▶ TASK PROMPT
Select every line holding the word "unit" and copy it.

Stored data

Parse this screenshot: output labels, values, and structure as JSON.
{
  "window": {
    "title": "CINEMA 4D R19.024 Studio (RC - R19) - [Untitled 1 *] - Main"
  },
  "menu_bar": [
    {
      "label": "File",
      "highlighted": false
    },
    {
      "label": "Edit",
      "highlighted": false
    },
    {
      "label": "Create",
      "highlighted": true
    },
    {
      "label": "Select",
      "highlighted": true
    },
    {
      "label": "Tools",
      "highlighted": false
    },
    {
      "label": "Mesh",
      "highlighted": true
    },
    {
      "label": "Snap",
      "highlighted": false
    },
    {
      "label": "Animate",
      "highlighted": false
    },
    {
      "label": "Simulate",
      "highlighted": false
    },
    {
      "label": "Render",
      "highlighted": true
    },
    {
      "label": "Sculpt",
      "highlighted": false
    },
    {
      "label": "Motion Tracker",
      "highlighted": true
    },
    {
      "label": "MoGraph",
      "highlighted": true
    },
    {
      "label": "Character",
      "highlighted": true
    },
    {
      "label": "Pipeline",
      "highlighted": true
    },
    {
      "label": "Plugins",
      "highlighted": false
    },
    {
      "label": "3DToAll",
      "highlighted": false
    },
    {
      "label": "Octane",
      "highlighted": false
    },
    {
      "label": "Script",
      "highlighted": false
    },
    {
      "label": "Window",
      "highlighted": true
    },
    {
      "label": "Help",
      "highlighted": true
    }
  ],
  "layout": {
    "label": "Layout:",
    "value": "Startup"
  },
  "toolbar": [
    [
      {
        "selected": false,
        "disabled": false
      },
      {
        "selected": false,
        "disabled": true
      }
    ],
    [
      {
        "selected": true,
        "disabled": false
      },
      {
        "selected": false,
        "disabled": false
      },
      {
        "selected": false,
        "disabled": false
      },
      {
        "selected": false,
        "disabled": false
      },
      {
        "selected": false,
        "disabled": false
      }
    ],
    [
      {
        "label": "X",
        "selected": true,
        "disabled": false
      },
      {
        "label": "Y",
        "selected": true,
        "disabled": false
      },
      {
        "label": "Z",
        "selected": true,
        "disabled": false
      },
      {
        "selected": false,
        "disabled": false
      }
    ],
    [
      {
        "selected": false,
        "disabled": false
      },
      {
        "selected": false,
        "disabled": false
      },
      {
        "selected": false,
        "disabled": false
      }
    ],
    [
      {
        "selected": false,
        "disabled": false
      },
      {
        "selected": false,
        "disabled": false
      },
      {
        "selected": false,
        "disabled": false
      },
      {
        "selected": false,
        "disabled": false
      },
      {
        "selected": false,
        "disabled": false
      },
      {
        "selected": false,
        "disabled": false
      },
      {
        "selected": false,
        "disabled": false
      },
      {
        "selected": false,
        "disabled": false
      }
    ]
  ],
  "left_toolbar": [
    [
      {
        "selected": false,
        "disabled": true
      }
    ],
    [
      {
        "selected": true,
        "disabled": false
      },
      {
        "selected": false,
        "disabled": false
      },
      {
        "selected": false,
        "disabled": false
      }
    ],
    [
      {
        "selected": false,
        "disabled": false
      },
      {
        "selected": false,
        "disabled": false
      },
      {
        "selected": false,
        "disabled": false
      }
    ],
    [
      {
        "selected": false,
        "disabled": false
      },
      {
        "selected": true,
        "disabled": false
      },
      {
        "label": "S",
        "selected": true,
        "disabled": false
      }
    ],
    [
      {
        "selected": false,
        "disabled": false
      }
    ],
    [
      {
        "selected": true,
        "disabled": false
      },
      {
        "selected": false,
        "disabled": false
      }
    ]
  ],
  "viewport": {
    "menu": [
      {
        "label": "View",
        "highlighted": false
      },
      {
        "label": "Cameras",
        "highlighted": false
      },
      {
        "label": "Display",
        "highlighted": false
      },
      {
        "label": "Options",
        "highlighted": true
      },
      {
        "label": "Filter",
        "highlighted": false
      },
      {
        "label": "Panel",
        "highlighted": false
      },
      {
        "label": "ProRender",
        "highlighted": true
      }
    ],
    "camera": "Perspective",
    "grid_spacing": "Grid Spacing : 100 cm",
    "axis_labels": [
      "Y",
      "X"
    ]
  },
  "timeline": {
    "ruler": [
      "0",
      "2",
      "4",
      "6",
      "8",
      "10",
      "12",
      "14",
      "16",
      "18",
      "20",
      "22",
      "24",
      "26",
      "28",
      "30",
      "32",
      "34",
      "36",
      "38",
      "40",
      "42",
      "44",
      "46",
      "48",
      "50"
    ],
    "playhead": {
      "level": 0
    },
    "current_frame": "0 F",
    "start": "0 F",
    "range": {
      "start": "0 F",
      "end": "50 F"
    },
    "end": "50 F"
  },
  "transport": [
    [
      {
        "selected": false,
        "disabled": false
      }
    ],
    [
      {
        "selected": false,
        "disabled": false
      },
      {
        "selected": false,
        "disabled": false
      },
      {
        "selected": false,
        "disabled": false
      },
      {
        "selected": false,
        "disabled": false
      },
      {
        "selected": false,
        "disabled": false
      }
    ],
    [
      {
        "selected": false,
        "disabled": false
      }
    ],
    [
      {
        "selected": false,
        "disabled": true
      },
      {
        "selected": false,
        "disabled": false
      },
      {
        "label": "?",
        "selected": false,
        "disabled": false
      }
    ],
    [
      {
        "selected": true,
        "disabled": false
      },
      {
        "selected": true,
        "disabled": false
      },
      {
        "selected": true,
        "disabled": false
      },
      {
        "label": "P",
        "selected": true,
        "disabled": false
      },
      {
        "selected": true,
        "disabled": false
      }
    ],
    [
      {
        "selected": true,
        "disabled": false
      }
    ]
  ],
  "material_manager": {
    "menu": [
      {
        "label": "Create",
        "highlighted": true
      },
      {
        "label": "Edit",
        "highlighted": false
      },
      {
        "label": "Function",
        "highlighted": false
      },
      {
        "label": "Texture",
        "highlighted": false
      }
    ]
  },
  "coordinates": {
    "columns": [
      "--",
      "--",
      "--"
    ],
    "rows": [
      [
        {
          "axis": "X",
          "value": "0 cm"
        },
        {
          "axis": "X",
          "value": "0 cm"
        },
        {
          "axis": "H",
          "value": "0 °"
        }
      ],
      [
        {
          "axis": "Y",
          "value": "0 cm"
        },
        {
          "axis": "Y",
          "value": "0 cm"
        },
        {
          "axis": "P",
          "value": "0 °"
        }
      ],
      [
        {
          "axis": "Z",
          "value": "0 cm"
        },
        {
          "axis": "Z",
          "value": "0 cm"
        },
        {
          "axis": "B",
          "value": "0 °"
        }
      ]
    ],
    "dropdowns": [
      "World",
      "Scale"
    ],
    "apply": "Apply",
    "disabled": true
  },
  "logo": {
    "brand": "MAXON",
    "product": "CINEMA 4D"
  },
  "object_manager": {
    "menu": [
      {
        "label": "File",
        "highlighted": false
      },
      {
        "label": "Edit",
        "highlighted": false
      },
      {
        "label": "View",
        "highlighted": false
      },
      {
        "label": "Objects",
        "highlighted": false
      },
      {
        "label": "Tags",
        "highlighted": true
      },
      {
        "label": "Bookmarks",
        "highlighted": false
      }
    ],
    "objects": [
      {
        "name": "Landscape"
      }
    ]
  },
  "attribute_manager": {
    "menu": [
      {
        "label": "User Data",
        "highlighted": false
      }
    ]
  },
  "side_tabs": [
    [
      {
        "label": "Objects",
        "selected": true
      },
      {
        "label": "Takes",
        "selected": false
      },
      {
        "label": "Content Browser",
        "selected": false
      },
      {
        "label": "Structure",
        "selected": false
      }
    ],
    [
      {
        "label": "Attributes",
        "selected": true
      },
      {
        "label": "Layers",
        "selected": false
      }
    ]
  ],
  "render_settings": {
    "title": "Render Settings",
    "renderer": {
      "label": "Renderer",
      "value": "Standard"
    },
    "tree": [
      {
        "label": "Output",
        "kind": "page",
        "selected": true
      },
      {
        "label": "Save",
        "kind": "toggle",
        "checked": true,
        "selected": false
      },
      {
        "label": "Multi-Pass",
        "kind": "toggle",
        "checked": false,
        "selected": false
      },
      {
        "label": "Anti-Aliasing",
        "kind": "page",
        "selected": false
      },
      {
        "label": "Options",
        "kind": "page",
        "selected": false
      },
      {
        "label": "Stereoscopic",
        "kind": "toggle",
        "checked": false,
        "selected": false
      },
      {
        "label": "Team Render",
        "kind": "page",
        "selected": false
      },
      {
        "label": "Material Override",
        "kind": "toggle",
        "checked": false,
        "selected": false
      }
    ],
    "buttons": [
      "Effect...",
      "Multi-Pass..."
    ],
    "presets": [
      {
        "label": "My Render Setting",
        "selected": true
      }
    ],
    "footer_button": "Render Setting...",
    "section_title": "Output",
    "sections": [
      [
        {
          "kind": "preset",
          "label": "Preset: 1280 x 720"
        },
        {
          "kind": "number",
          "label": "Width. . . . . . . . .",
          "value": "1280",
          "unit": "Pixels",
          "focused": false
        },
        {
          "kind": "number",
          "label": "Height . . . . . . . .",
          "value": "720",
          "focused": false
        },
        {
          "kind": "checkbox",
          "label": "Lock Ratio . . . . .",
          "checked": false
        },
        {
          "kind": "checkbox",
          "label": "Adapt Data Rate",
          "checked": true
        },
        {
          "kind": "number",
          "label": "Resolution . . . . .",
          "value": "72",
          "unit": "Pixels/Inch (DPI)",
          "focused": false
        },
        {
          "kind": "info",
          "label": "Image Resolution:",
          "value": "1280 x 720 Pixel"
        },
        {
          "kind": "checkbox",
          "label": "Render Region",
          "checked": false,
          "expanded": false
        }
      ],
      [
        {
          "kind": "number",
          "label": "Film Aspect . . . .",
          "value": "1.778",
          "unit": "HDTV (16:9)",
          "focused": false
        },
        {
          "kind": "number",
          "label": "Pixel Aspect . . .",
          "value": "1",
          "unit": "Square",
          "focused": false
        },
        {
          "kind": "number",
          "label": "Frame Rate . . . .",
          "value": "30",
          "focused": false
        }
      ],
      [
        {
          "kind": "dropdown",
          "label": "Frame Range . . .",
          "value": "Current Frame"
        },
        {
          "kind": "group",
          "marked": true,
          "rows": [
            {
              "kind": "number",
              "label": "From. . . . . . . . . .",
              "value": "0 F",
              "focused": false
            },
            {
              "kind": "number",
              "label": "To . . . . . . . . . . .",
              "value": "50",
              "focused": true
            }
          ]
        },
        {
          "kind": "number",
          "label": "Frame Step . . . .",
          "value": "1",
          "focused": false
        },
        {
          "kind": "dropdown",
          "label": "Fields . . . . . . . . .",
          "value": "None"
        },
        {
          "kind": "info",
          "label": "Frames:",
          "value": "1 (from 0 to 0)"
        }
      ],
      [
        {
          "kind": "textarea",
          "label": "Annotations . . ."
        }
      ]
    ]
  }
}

▶ RESPONSE TO THIS TASK
          "unit": "Pixels",
          "unit": "Pixels/Inch (DPI)",
          "unit": "HDTV (16:9)",
          "unit": "Square",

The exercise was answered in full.